## EXERCISE AIM
Pictures appear in the records below; write out everything else exactly.

Start of SUPPLIED RECORDS

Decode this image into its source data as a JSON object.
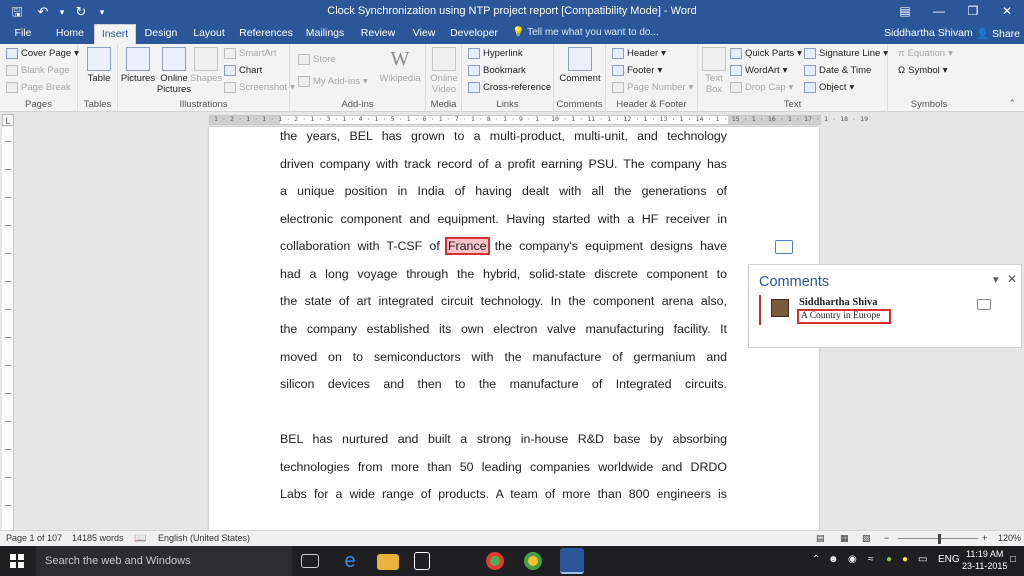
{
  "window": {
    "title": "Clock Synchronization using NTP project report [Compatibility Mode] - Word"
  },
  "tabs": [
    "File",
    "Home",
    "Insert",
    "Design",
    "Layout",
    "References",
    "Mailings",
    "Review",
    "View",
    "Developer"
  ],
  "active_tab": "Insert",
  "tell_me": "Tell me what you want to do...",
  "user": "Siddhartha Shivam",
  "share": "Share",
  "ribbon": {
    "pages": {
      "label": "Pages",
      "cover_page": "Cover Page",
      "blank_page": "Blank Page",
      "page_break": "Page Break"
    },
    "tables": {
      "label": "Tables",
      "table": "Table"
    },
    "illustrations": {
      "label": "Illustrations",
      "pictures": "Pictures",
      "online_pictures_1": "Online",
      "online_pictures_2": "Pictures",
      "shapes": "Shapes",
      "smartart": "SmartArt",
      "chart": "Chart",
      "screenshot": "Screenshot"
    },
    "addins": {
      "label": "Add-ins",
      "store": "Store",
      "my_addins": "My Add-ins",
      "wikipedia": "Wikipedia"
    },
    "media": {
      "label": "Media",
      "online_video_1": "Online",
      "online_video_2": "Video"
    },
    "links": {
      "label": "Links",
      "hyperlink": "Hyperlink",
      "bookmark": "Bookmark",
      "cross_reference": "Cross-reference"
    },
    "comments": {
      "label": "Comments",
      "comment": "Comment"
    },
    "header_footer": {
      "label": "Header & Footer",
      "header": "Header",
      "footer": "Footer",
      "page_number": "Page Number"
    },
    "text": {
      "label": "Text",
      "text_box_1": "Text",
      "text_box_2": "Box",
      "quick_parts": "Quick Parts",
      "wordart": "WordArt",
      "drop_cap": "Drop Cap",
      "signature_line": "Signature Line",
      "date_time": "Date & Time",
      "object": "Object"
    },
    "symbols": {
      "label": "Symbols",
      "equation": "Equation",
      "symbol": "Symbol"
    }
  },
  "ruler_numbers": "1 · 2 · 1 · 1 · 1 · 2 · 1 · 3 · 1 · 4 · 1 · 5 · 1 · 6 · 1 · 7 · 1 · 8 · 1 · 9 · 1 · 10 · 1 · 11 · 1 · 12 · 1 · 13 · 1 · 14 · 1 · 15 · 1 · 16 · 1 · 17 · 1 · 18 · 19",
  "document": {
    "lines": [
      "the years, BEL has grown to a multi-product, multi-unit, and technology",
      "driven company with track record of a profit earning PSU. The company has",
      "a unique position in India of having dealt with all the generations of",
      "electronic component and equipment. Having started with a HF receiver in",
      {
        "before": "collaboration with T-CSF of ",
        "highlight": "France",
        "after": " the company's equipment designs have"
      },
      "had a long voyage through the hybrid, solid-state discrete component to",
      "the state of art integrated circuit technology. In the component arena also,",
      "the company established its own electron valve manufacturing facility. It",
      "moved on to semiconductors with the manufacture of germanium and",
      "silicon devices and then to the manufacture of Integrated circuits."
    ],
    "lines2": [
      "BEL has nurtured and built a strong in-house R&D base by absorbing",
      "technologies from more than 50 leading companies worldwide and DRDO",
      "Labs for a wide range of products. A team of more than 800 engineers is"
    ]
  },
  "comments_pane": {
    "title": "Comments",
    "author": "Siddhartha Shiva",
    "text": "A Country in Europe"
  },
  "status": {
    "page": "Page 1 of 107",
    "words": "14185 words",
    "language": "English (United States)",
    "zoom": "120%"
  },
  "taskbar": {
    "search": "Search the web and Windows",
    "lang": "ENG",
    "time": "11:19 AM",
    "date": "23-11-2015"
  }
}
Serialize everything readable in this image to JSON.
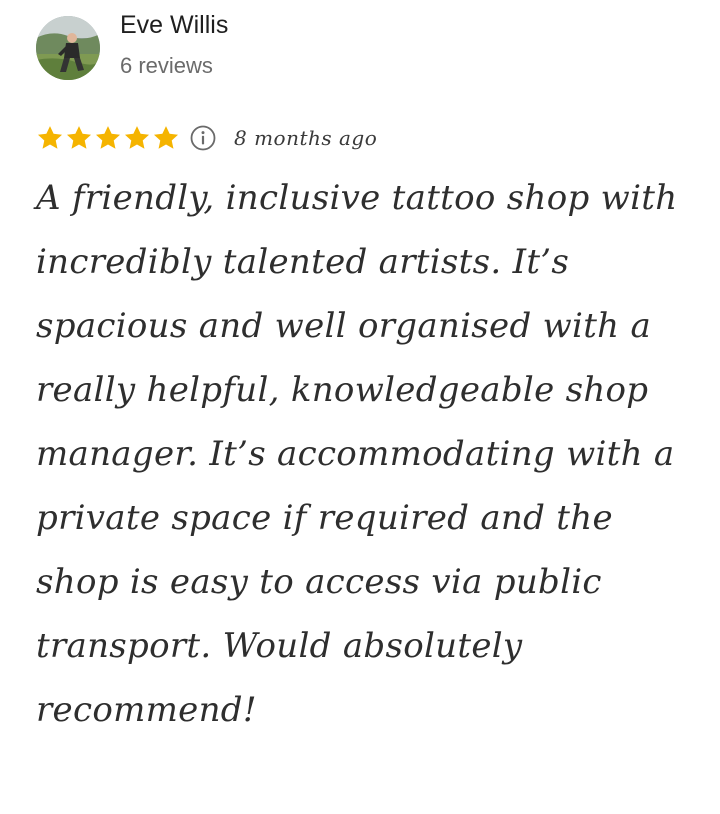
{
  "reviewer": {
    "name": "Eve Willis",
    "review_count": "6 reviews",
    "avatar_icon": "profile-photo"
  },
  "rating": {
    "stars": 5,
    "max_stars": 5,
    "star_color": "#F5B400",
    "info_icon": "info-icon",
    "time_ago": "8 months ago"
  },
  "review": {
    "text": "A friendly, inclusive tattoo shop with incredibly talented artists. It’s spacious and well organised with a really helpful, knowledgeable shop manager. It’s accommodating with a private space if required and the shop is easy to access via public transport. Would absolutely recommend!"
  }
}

End of SUPPLIED RECORDS

## RESULT
Decode this image into its source data as a JSON object.
{
  "window": {
    "title": "Clock Synchronization using NTP project report [Compatibility Mode] - Word"
  },
  "tabs": [
    "File",
    "Home",
    "Insert",
    "Design",
    "Layout",
    "References",
    "Mailings",
    "Review",
    "View",
    "Developer"
  ],
  "active_tab": "Insert",
  "tell_me": "Tell me what you want to do...",
  "user": "Siddhartha Shivam",
  "share": "Share",
  "ribbon": {
    "pages": {
      "label": "Pages",
      "cover_page": "Cover Page",
      "blank_page": "Blank Page",
      "page_break": "Page Break"
    },
    "tables": {
      "label": "Tables",
      "table": "Table"
    },
    "illustrations": {
      "label": "Illustrations",
      "pictures": "Pictures",
      "online_pictures_1": "Online",
      "online_pictures_2": "Pictures",
      "shapes": "Shapes",
      "smartart": "SmartArt",
      "chart": "Chart",
      "screenshot": "Screenshot"
    },
    "addins": {
      "label": "Add-ins",
      "store": "Store",
      "my_addins": "My Add-ins",
      "wikipedia": "Wikipedia"
    },
    "media": {
      "label": "Media",
      "online_video_1": "Online",
      "online_video_2": "Video"
    },
    "links": {
      "label": "Links",
      "hyperlink": "Hyperlink",
      "bookmark": "Bookmark",
      "cross_reference": "Cross-reference"
    },
    "comments": {
      "label": "Comments",
      "comment": "Comment"
    },
    "header_footer": {
      "label": "Header & Footer",
      "header": "Header",
      "footer": "Footer",
      "page_number": "Page Number"
    },
    "text": {
      "label": "Text",
      "text_box_1": "Text",
      "text_box_2": "Box",
      "quick_parts": "Quick Parts",
      "wordart": "WordArt",
      "drop_cap": "Drop Cap",
      "signature_line": "Signature Line",
      "date_time": "Date & Time",
      "object": "Object"
    },
    "symbols": {
      "label": "Symbols",
      "equation": "Equation",
      "symbol": "Symbol"
    }
  },
  "ruler_numbers": "1 · 2 · 1 · 1 · 1 · 2 · 1 · 3 · 1 · 4 · 1 · 5 · 1 · 6 · 1 · 7 · 1 · 8 · 1 · 9 · 1 · 10 · 1 · 11 · 1 · 12 · 1 · 13 · 1 · 14 · 1 · 15 · 1 · 16 · 1 · 17 · 1 · 18 · 19",
  "document": {
    "lines": [
      "the years, BEL has grown to a multi-product, multi-unit, and technology",
      "driven company with track record of a profit earning PSU. The company has",
      "a unique position in India of having dealt with all the generations of",
      "electronic component and equipment. Having started with a HF receiver in",
      {
        "before": "collaboration with T-CSF of ",
        "highlight": "France",
        "after": " the company's equipment designs have"
      },
      "had a long voyage through the hybrid, solid-state discrete component to",
      "the state of art integrated circuit technology. In the component arena also,",
      "the company established its own electron valve manufacturing facility. It",
      "moved on to semiconductors with the manufacture of germanium and",
      "silicon devices and then to the manufacture of Integrated circuits."
    ],
    "lines2": [
      "BEL has nurtured and built a strong in-house R&D base by absorbing",
      "technologies from more than 50 leading companies worldwide and DRDO",
      "Labs for a wide range of products. A team of more than 800 engineers is"
    ]
  },
  "comments_pane": {
    "title": "Comments",
    "author": "Siddhartha Shiva",
    "text": "A Country in Europe"
  },
  "status": {
    "page": "Page 1 of 107",
    "words": "14185 words",
    "language": "English (United States)",
    "zoom": "120%"
  },
  "taskbar": {
    "search": "Search the web and Windows",
    "lang": "ENG",
    "time": "11:19 AM",
    "date": "23-11-2015"
  }
}
Serialize everything readable in this image to JSON.
{
  "reviewer": {
    "name": "Eve Willis",
    "review_count": "6 reviews",
    "avatar_icon": "profile-photo"
  },
  "rating": {
    "stars": 5,
    "max_stars": 5,
    "star_color": "#F5B400",
    "info_icon": "info-icon",
    "time_ago": "8 months ago"
  },
  "review": {
    "text": "A friendly, inclusive tattoo shop with incredibly talented artists. It’s spacious and well organised with a really helpful, knowledgeable shop manager. It’s accommodating with a private space if required and the shop is easy to access via public transport. Would absolutely recommend!"
  }
}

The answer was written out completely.